◆ **Objective**:
Each record below is to be reproduced without any change.

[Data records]
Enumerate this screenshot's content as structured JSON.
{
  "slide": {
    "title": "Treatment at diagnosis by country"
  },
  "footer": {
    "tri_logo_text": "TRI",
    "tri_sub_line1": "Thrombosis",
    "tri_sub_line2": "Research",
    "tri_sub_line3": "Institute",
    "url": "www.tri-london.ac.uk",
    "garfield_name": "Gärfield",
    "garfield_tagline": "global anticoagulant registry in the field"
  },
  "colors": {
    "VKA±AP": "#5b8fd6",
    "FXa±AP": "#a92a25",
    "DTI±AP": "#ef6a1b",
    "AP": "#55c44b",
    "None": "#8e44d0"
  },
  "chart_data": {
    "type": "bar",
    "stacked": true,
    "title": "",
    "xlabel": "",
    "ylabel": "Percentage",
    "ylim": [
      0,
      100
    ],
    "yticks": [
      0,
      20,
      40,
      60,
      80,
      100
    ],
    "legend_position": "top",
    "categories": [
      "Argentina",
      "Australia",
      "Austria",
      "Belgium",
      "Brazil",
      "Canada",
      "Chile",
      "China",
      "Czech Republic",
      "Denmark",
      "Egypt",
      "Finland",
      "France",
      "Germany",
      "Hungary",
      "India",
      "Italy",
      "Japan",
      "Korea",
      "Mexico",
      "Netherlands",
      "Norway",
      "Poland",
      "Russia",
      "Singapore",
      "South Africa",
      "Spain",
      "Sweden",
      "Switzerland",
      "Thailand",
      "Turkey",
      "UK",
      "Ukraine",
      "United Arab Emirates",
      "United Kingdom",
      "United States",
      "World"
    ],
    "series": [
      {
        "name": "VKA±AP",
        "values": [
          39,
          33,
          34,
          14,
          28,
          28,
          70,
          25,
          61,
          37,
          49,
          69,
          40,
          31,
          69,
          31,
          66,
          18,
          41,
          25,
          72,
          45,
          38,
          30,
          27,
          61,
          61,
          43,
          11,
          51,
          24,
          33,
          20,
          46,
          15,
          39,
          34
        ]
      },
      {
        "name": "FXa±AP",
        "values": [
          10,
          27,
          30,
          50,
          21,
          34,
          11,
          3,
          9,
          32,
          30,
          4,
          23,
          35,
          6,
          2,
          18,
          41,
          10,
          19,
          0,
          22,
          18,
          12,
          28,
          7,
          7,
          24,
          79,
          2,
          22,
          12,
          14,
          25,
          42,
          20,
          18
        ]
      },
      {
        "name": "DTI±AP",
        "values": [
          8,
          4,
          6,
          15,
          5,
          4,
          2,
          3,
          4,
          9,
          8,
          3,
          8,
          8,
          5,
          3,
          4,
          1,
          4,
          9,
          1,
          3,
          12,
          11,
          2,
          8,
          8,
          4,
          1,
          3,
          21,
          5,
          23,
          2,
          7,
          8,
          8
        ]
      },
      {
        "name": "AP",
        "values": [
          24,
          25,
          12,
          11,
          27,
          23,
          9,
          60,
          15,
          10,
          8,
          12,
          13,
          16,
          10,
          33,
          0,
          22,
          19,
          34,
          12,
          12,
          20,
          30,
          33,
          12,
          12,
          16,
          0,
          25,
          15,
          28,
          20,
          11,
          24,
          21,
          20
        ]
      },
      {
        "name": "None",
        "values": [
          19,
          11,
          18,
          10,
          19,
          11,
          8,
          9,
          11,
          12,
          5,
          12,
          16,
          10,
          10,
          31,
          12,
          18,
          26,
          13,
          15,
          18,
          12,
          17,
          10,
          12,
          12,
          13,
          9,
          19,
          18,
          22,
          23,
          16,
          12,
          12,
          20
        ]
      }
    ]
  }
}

◆ **Solution below**:
Enumerate this screenshot's content as structured JSON.
{
  "slide": {
    "title": "Treatment at diagnosis by country"
  },
  "footer": {
    "tri_logo_text": "TRI",
    "tri_sub_line1": "Thrombosis",
    "tri_sub_line2": "Research",
    "tri_sub_line3": "Institute",
    "url": "www.tri-london.ac.uk",
    "garfield_name": "Gärfield",
    "garfield_tagline": "global anticoagulant registry in the field"
  },
  "colors": {
    "VKA±AP": "#5b8fd6",
    "FXa±AP": "#a92a25",
    "DTI±AP": "#ef6a1b",
    "AP": "#55c44b",
    "None": "#8e44d0"
  },
  "chart_data": {
    "type": "bar",
    "stacked": true,
    "title": "",
    "xlabel": "",
    "ylabel": "Percentage",
    "ylim": [
      0,
      100
    ],
    "yticks": [
      0,
      20,
      40,
      60,
      80,
      100
    ],
    "legend_position": "top",
    "categories": [
      "Argentina",
      "Australia",
      "Austria",
      "Belgium",
      "Brazil",
      "Canada",
      "Chile",
      "China",
      "Czech Republic",
      "Denmark",
      "Egypt",
      "Finland",
      "France",
      "Germany",
      "Hungary",
      "India",
      "Italy",
      "Japan",
      "Korea",
      "Mexico",
      "Netherlands",
      "Norway",
      "Poland",
      "Russia",
      "Singapore",
      "South Africa",
      "Spain",
      "Sweden",
      "Switzerland",
      "Thailand",
      "Turkey",
      "UK",
      "Ukraine",
      "United Arab Emirates",
      "United Kingdom",
      "United States",
      "World"
    ],
    "series": [
      {
        "name": "VKA±AP",
        "values": [
          39,
          33,
          34,
          14,
          28,
          28,
          70,
          25,
          61,
          37,
          49,
          69,
          40,
          31,
          69,
          31,
          66,
          18,
          41,
          25,
          72,
          45,
          38,
          30,
          27,
          61,
          61,
          43,
          11,
          51,
          24,
          33,
          20,
          46,
          15,
          39,
          34
        ]
      },
      {
        "name": "FXa±AP",
        "values": [
          10,
          27,
          30,
          50,
          21,
          34,
          11,
          3,
          9,
          32,
          30,
          4,
          23,
          35,
          6,
          2,
          18,
          41,
          10,
          19,
          0,
          22,
          18,
          12,
          28,
          7,
          7,
          24,
          79,
          2,
          22,
          12,
          14,
          25,
          42,
          20,
          18
        ]
      },
      {
        "name": "DTI±AP",
        "values": [
          8,
          4,
          6,
          15,
          5,
          4,
          2,
          3,
          4,
          9,
          8,
          3,
          8,
          8,
          5,
          3,
          4,
          1,
          4,
          9,
          1,
          3,
          12,
          11,
          2,
          8,
          8,
          4,
          1,
          3,
          21,
          5,
          23,
          2,
          7,
          8,
          8
        ]
      },
      {
        "name": "AP",
        "values": [
          24,
          25,
          12,
          11,
          27,
          23,
          9,
          60,
          15,
          10,
          8,
          12,
          13,
          16,
          10,
          33,
          0,
          22,
          19,
          34,
          12,
          12,
          20,
          30,
          33,
          12,
          12,
          16,
          0,
          25,
          15,
          28,
          20,
          11,
          24,
          21,
          20
        ]
      },
      {
        "name": "None",
        "values": [
          19,
          11,
          18,
          10,
          19,
          11,
          8,
          9,
          11,
          12,
          5,
          12,
          16,
          10,
          10,
          31,
          12,
          18,
          26,
          13,
          15,
          18,
          12,
          17,
          10,
          12,
          12,
          13,
          9,
          19,
          18,
          22,
          23,
          16,
          12,
          12,
          20
        ]
      }
    ]
  }
}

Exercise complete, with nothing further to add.